**Exercise objective**
Please reproduce the entries below exactly, leaving the pictures out.

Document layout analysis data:

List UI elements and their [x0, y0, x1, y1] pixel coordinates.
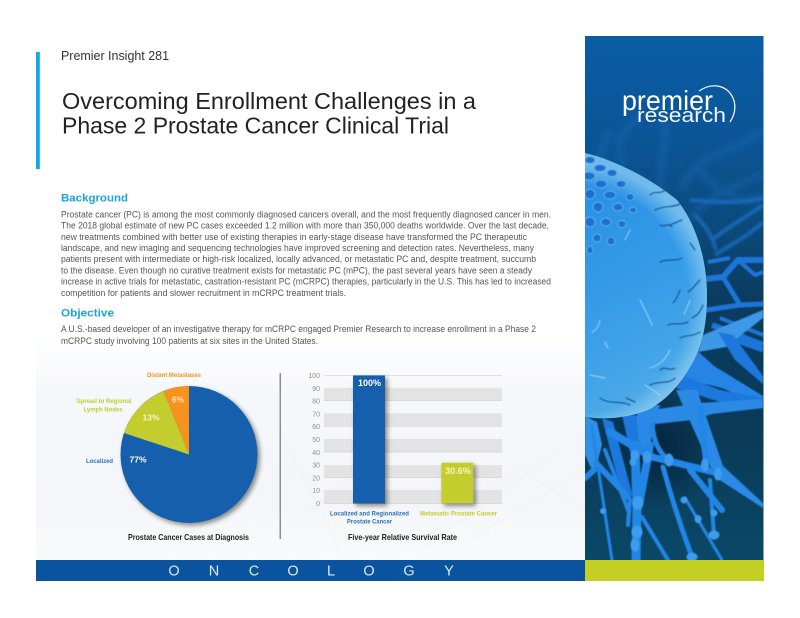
footer label: N	[209, 564, 219, 580]
logo: premier research	[622, 85, 735, 127]
footer label: C	[249, 564, 259, 580]
bar values: 100%	[358, 378, 381, 388]
bar chart: five-year relative survival rate	[308, 373, 502, 542]
text block: background: landscape, and new imaging and sequencing technologies have improved screening and detection rates. Nevertheless, many	[61, 243, 534, 253]
surface bumps	[583, 156, 636, 254]
slice labels: Distant Metastases	[147, 372, 201, 379]
text block: objective: mCRPC study involving 100 patients at six sites in the United States.	[61, 336, 318, 346]
category labels: Localized and Regionalized	[330, 510, 409, 518]
series label: Premier Insight 281	[61, 49, 169, 63]
axis values: 30	[312, 463, 320, 470]
bar caption: Five-year Relative Survival Rate	[348, 532, 457, 542]
footer label: Y	[444, 564, 454, 580]
spikes	[585, 310, 763, 508]
footer label: L	[327, 564, 335, 580]
text block: background: increase in active trials for metastatic, castration-resistant PC (mCRPC) therapies, particularly in the U.S. This has led to increased	[61, 276, 551, 286]
bar: localized	[353, 376, 385, 504]
axis values: 0	[316, 501, 320, 508]
pie slices	[120, 386, 258, 523]
axis values: 50	[312, 437, 320, 444]
heading: objective: Objective	[61, 308, 114, 320]
title: Phase 2 Prostate Cancer Clinical Trial	[62, 112, 449, 138]
footer label	[168, 564, 454, 580]
tendril nodes	[600, 450, 722, 562]
tendrils	[585, 408, 722, 560]
sphere	[585, 153, 707, 418]
bar: metastatic	[441, 463, 473, 504]
accent bar	[36, 52, 40, 169]
slice values: 77%	[129, 454, 147, 464]
axis values: 10	[312, 488, 320, 495]
slice labels: Lymph Nodes	[84, 406, 123, 414]
title: Overcoming Enrollment Challenges in a	[62, 88, 477, 114]
axis values	[308, 373, 320, 508]
axis values: 70	[312, 411, 320, 418]
footer label: G	[403, 564, 415, 580]
axis values: 90	[312, 386, 320, 393]
upper-right strands	[690, 198, 763, 255]
background network	[602, 105, 763, 220]
slice values: 6%	[172, 394, 185, 404]
text block: objective	[61, 324, 536, 346]
title	[62, 88, 477, 138]
slice values	[129, 394, 185, 464]
category labels	[330, 510, 497, 526]
axis values: 60	[312, 424, 320, 431]
text block: objective: A U.S.-based developer of an investigative therapy for mCRPC engaged Premier Research to increase enrollment in a Phase 2	[61, 324, 536, 334]
bar values	[358, 378, 471, 476]
footer label: O	[363, 564, 375, 580]
footer label: O	[168, 564, 180, 580]
image panel: cancer cell	[583, 36, 764, 562]
text block: background: patients present with intermediate or high-risk localized, locally advanced, or metastatic PC and, despite treatment, succumb	[61, 254, 536, 264]
logo: premier research: research	[637, 105, 726, 127]
footer band	[36, 560, 764, 581]
text block: background: to the disease. Even though no curative treatment exists for metastatic PC (mPC), the past several years have seen a steady	[61, 265, 532, 275]
slice labels: Spread to Regional	[76, 398, 132, 405]
axis values: 40	[312, 450, 320, 457]
logo: premier research: premier	[622, 85, 713, 116]
axis values: 20	[312, 475, 320, 482]
text block: background: The 2018 global estimate of new PC cases exceeded 1.2 million with more than 350,000 deaths worldwide. Over the last decade,	[61, 221, 549, 231]
pie chart: prostate cancer cases at diagnosis	[76, 372, 258, 542]
text block: background: new treatments combined with better use of existing therapies in early-stage disease have transformed the PC therapeutic	[61, 232, 527, 242]
surface squiggles	[600, 170, 703, 405]
text block: background: Prostate cancer (PC) is among the most commonly diagnosed cancers overall, and the most frequently diagnosed cancer in men.	[61, 210, 551, 220]
axis values: 100	[308, 373, 320, 380]
mesh strands	[706, 258, 763, 350]
axis values: 80	[312, 399, 320, 406]
chart bands	[324, 388, 502, 503]
category labels: Metastatic Prostate Cancer	[420, 510, 497, 518]
text block: background: competition for patients and slower recruitment in mCRPC treatment trials.	[61, 288, 346, 298]
slice labels	[76, 372, 201, 465]
slice labels: Localized	[86, 458, 113, 465]
footer label: O	[287, 564, 299, 580]
bar values: 30.6%	[445, 466, 471, 476]
slice values: 13%	[142, 412, 160, 422]
category labels: Prostate Cancer	[347, 518, 392, 526]
pie caption: Prostate Cancer Cases at Diagnosis	[128, 532, 249, 542]
heading: background: Background	[61, 192, 128, 204]
text block: background	[61, 210, 551, 298]
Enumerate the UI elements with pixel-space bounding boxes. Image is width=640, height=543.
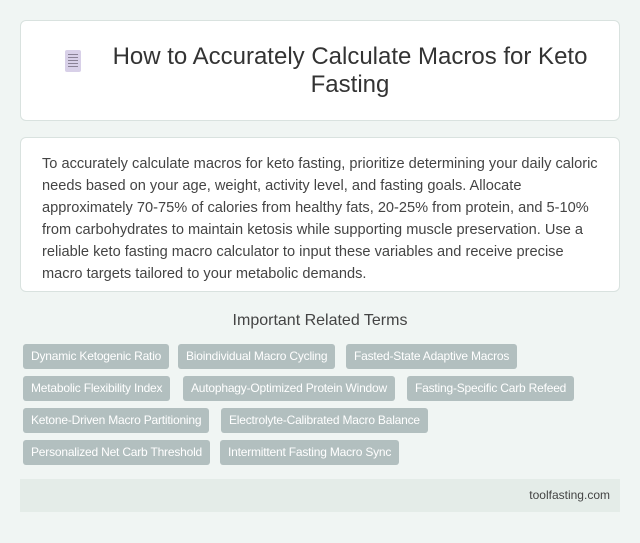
icon: receipt xyxy=(65,50,81,72)
tags: Electrolyte-Calibrated Macro Balance xyxy=(229,413,420,427)
tags: Fasting-Specific Carb Refeed xyxy=(415,381,566,395)
tags: Dynamic Ketogenic Ratio xyxy=(31,349,161,363)
title card xyxy=(20,20,620,121)
footer xyxy=(20,479,620,512)
tags: Autophagy-Optimized Protein Window xyxy=(191,381,387,395)
title: How to Accurately Calculate Macros for Keto Fasting xyxy=(113,43,587,98)
summary text: To accurately calculate macros for keto fasting, prioritize determining your daily caloric needs based on your age, weight, activity level, and fasting goals. Allocate approximately 70-75% of calories from healthy fats, 20-25% from protein, and 5-10% from carbohydrates to maintain ketosis while supporting muscle preservation. Use a reliable keto fasting macro calculator to input these variables and receive precise macro targets tailored to your metabolic demands. xyxy=(42,156,598,282)
footer source: toolfasting.com xyxy=(529,488,610,502)
tags: Ketone-Driven Macro Partitioning xyxy=(31,413,201,427)
tags: Personalized Net Carb Threshold xyxy=(31,445,202,459)
tags: Bioindividual Macro Cycling xyxy=(186,349,327,363)
summary card xyxy=(20,137,620,292)
tags: Fasted-State Adaptive Macros xyxy=(354,349,509,363)
tags: Intermittent Fasting Macro Sync xyxy=(228,445,391,459)
tags: Metabolic Flexibility Index xyxy=(31,381,162,395)
related terms heading: Important Related Terms xyxy=(233,312,407,329)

**Solution**
List UI elements and their [x0, y0, x1, y1] pixel coordinates.
footer label: N	[209, 564, 219, 580]
logo: premier research	[622, 85, 735, 127]
footer label: C	[249, 564, 259, 580]
bar values: 100%	[358, 378, 381, 388]
bar chart: five-year relative survival rate	[308, 373, 502, 542]
text block: background: landscape, and new imaging and sequencing technologies have improved screening and detection rates. Nevertheless, many	[61, 243, 534, 253]
surface bumps	[583, 156, 636, 254]
slice labels: Distant Metastases	[147, 372, 201, 379]
text block: objective: mCRPC study involving 100 patients at six sites in the United States.	[61, 336, 318, 346]
category labels: Localized and Regionalized	[330, 510, 409, 518]
series label: Premier Insight 281	[61, 49, 169, 63]
axis values: 30	[312, 463, 320, 470]
bar caption: Five-year Relative Survival Rate	[348, 532, 457, 542]
footer label: Y	[444, 564, 454, 580]
spikes	[585, 310, 763, 508]
footer label: L	[327, 564, 335, 580]
text block: background: increase in active trials for metastatic, castration-resistant PC (mCRPC) therapies, particularly in the U.S. This has led to increased	[61, 276, 551, 286]
bar: localized	[353, 376, 385, 504]
axis values: 0	[316, 501, 320, 508]
pie slices	[120, 386, 258, 523]
axis values: 50	[312, 437, 320, 444]
heading: objective: Objective	[61, 308, 114, 320]
title: Phase 2 Prostate Cancer Clinical Trial	[62, 112, 449, 138]
footer label	[168, 564, 454, 580]
tendril nodes	[600, 450, 722, 562]
tendrils	[585, 408, 722, 560]
sphere	[585, 153, 707, 418]
bar: metastatic	[441, 463, 473, 504]
accent bar	[36, 52, 40, 169]
slice values: 77%	[129, 454, 147, 464]
axis values: 10	[312, 488, 320, 495]
slice labels: Lymph Nodes	[84, 406, 123, 414]
title: Overcoming Enrollment Challenges in a	[62, 88, 477, 114]
axis values	[308, 373, 320, 508]
axis values: 70	[312, 411, 320, 418]
footer label: G	[403, 564, 415, 580]
axis values: 90	[312, 386, 320, 393]
upper-right strands	[690, 198, 763, 255]
background network	[602, 105, 763, 220]
slice values: 6%	[172, 394, 185, 404]
text block: objective	[61, 324, 536, 346]
title	[62, 88, 477, 138]
slice values	[129, 394, 185, 464]
category labels	[330, 510, 497, 526]
axis values: 60	[312, 424, 320, 431]
text block: objective: A U.S.-based developer of an investigative therapy for mCRPC engaged Premier Research to increase enrollment in a Phase 2	[61, 324, 536, 334]
bar values	[358, 378, 471, 476]
footer label: O	[363, 564, 375, 580]
footer label: O	[168, 564, 180, 580]
image panel: cancer cell	[583, 36, 764, 562]
text block: background: patients present with intermediate or high-risk localized, locally advanced, or metastatic PC and, despite treatment, succumb	[61, 254, 536, 264]
logo: premier research: research	[637, 105, 726, 127]
footer band	[36, 560, 764, 581]
text block: background: to the disease. Even though no curative treatment exists for metastatic PC (mPC), the past several years have seen a steady	[61, 265, 532, 275]
slice labels: Spread to Regional	[76, 398, 132, 405]
axis values: 40	[312, 450, 320, 457]
logo: premier research: premier	[622, 85, 713, 116]
axis values: 20	[312, 475, 320, 482]
text block: background: The 2018 global estimate of new PC cases exceeded 1.2 million with more than 350,000 deaths worldwide. Over the last decade,	[61, 221, 549, 231]
pie chart: prostate cancer cases at diagnosis	[76, 372, 258, 542]
text block: background: new treatments combined with better use of existing therapies in early-stage disease have transformed the PC therapeutic	[61, 232, 527, 242]
surface squiggles	[600, 170, 703, 405]
text block: background: Prostate cancer (PC) is among the most commonly diagnosed cancers overall, and the most frequently diagnosed cancer in men.	[61, 210, 551, 220]
axis values: 100	[308, 373, 320, 380]
mesh strands	[706, 258, 763, 350]
axis values: 80	[312, 399, 320, 406]
chart bands	[324, 388, 502, 503]
category labels: Metastatic Prostate Cancer	[420, 510, 497, 518]
text block: background: competition for patients and slower recruitment in mCRPC treatment trials.	[61, 288, 346, 298]
slice labels	[76, 372, 201, 465]
slice labels: Localized	[86, 458, 113, 465]
footer label: O	[287, 564, 299, 580]
bar values: 30.6%	[445, 466, 471, 476]
slice values: 13%	[142, 412, 160, 422]
category labels: Prostate Cancer	[347, 518, 392, 526]
pie caption: Prostate Cancer Cases at Diagnosis	[128, 532, 249, 542]
heading: background: Background	[61, 192, 128, 204]
text block: background	[61, 210, 551, 298]
Enumerate the UI elements with pixel-space bounding boxes. Image is width=640, height=543.
icon: receipt xyxy=(65,50,81,72)
tags: Electrolyte-Calibrated Macro Balance xyxy=(229,413,420,427)
tags: Fasting-Specific Carb Refeed xyxy=(415,381,566,395)
tags: Dynamic Ketogenic Ratio xyxy=(31,349,161,363)
title card xyxy=(20,20,620,121)
footer xyxy=(20,479,620,512)
tags: Autophagy-Optimized Protein Window xyxy=(191,381,387,395)
title: How to Accurately Calculate Macros for Keto Fasting xyxy=(113,43,587,98)
summary text: To accurately calculate macros for keto fasting, prioritize determining your daily caloric needs based on your age, weight, activity level, and fasting goals. Allocate approximately 70-75% of calories from healthy fats, 20-25% from protein, and 5-10% from carbohydrates to maintain ketosis while supporting muscle preservation. Use a reliable keto fasting macro calculator to input these variables and receive precise macro targets tailored to your metabolic demands. xyxy=(42,156,598,282)
footer source: toolfasting.com xyxy=(529,488,610,502)
tags: Ketone-Driven Macro Partitioning xyxy=(31,413,201,427)
tags: Personalized Net Carb Threshold xyxy=(31,445,202,459)
tags: Bioindividual Macro Cycling xyxy=(186,349,327,363)
summary card xyxy=(20,137,620,292)
tags: Fasted-State Adaptive Macros xyxy=(354,349,509,363)
tags: Intermittent Fasting Macro Sync xyxy=(228,445,391,459)
tags: Metabolic Flexibility Index xyxy=(31,381,162,395)
related terms heading: Important Related Terms xyxy=(233,312,407,329)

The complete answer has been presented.